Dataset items
⁂

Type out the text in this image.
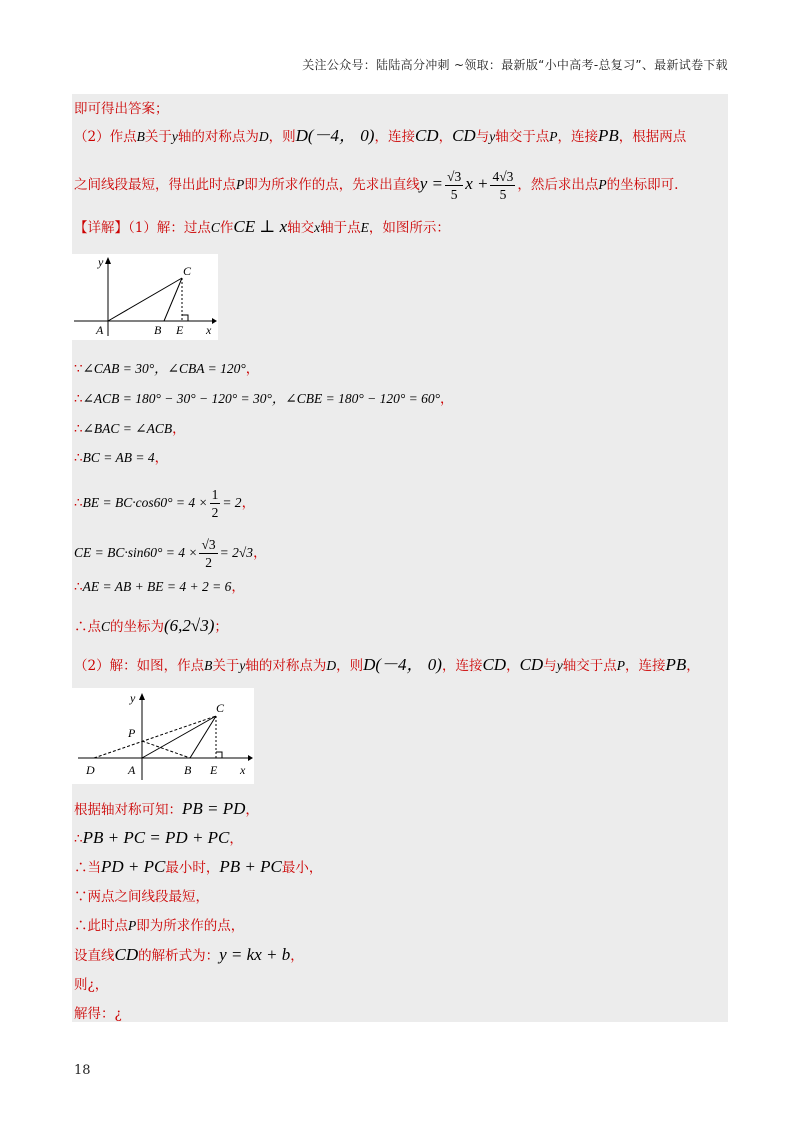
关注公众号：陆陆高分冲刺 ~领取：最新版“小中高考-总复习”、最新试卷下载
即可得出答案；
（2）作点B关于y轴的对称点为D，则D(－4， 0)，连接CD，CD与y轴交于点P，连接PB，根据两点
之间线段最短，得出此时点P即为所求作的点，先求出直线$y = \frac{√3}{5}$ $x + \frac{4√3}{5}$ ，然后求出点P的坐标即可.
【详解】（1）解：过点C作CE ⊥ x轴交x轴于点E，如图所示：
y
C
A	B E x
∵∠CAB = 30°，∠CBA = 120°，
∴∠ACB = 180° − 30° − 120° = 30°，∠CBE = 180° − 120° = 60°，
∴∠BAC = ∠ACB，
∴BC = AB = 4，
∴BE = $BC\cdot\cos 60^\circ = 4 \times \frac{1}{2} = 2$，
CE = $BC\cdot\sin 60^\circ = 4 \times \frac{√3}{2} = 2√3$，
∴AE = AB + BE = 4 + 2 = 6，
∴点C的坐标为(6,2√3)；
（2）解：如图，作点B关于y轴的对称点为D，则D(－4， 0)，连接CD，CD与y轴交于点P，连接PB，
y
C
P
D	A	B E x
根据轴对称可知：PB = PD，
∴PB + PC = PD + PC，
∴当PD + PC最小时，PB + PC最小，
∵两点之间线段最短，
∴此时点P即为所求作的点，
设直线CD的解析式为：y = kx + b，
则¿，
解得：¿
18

⁂

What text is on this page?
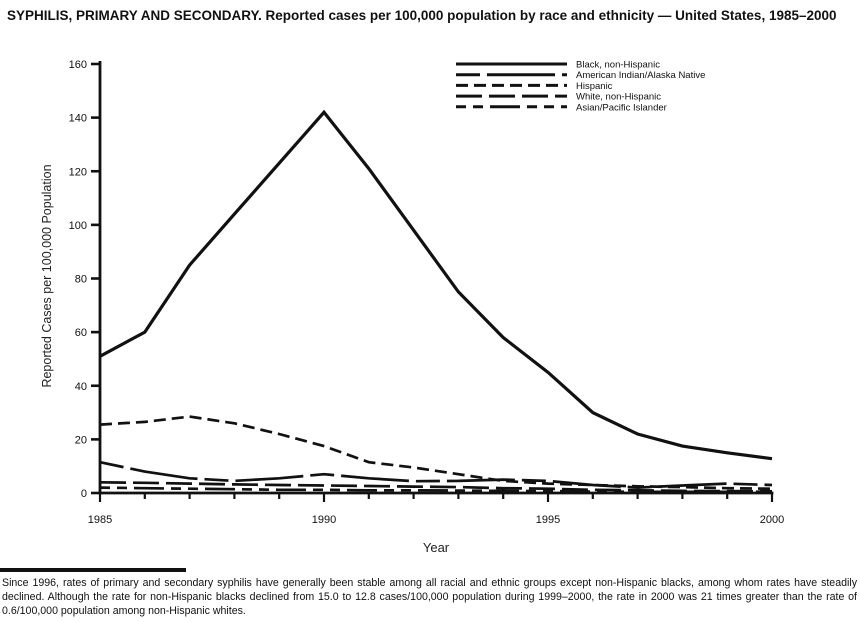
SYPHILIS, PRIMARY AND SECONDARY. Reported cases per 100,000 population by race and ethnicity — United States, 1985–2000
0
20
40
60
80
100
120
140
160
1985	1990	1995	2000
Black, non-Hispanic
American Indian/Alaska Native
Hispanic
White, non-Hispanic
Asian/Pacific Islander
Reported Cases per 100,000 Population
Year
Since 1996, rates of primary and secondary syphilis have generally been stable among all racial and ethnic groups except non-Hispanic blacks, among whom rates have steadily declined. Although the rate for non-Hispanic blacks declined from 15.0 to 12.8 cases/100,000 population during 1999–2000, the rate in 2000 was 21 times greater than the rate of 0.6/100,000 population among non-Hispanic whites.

⁂

All lines above containing the string "Reported" are to be collected.

SYPHILIS, PRIMARY AND SECONDARY. Reported cases per 100,000 population by race and ethnicity — United States, 1985–2000
Reported Cases per 100,000 Population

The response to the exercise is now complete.